# [OBJECTIVE]
Pictures within the data are to be left out; everything else must be reproduced exactly.

++++ DATA TO PROCESS

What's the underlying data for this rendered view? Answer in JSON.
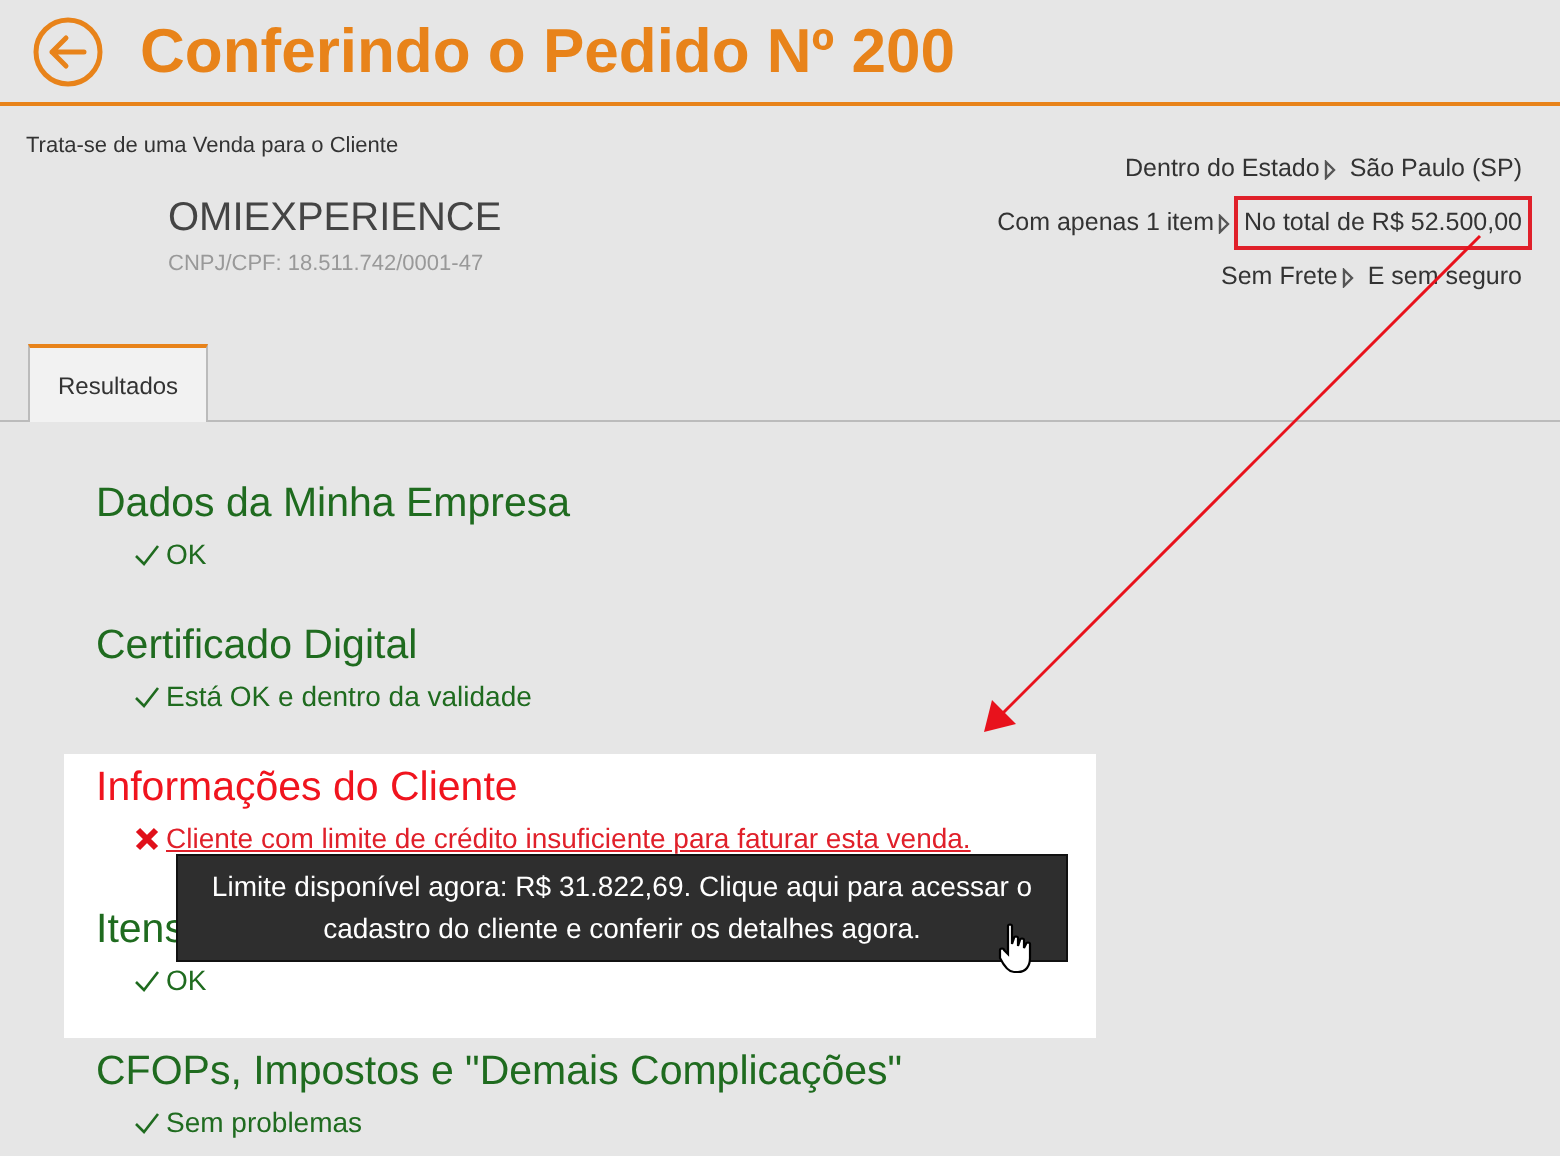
{
  "header": {
    "title": "Conferindo o Pedido Nº 200"
  },
  "client": {
    "intro": "Trata-se de uma Venda para o Cliente",
    "name": "OMIEXPERIENCE",
    "document": "CNPJ/CPF: 18.511.742/0001-47"
  },
  "summary": [
    {
      "label": "Dentro do Estado",
      "value": "São Paulo (SP)",
      "highlighted": false
    },
    {
      "label": "Com apenas 1 item",
      "value": "No total de R$ 52.500,00",
      "highlighted": true
    },
    {
      "label": "Sem Frete",
      "value": "E sem seguro",
      "highlighted": false
    }
  ],
  "tabs": [
    {
      "label": "Resultados",
      "selected": true
    }
  ],
  "sections": [
    {
      "title": "Dados da Minha Empresa",
      "kind": "ok",
      "message": "OK",
      "highlighted": false
    },
    {
      "title": "Certificado Digital",
      "kind": "ok",
      "message": "Está OK e dentro da validade",
      "highlighted": false
    },
    {
      "title": "Informações do Cliente",
      "kind": "error",
      "message": "Cliente com limite de crédito insuficiente para faturar esta venda.",
      "highlighted": true
    },
    {
      "title": "Itens",
      "kind": "ok",
      "message": "OK",
      "highlighted": true
    },
    {
      "title": "CFOPs, Impostos e \"Demais Complicações\"",
      "kind": "ok",
      "message": "Sem problemas",
      "highlighted": false
    }
  ],
  "tooltip": {
    "text": "Limite disponível agora: R$ 31.822,69. Clique aqui para acessar o cadastro do cliente e conferir os detalhes agora."
  }
}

++++++++

# [OUTPUT OF THE TASK]
What's the underlying data for this rendered view? Answer in JSON.
{
  "header": {
    "title": "Conferindo o Pedido Nº 200"
  },
  "client": {
    "intro": "Trata-se de uma Venda para o Cliente",
    "name": "OMIEXPERIENCE",
    "document": "CNPJ/CPF: 18.511.742/0001-47"
  },
  "summary": [
    {
      "label": "Dentro do Estado",
      "value": "São Paulo (SP)",
      "highlighted": false
    },
    {
      "label": "Com apenas 1 item",
      "value": "No total de R$ 52.500,00",
      "highlighted": true
    },
    {
      "label": "Sem Frete",
      "value": "E sem seguro",
      "highlighted": false
    }
  ],
  "tabs": [
    {
      "label": "Resultados",
      "selected": true
    }
  ],
  "sections": [
    {
      "title": "Dados da Minha Empresa",
      "kind": "ok",
      "message": "OK",
      "highlighted": false
    },
    {
      "title": "Certificado Digital",
      "kind": "ok",
      "message": "Está OK e dentro da validade",
      "highlighted": false
    },
    {
      "title": "Informações do Cliente",
      "kind": "error",
      "message": "Cliente com limite de crédito insuficiente para faturar esta venda.",
      "highlighted": true
    },
    {
      "title": "Itens",
      "kind": "ok",
      "message": "OK",
      "highlighted": true
    },
    {
      "title": "CFOPs, Impostos e \"Demais Complicações\"",
      "kind": "ok",
      "message": "Sem problemas",
      "highlighted": false
    }
  ],
  "tooltip": {
    "text": "Limite disponível agora: R$ 31.822,69. Clique aqui para acessar o cadastro do cliente e conferir os detalhes agora."
  }
}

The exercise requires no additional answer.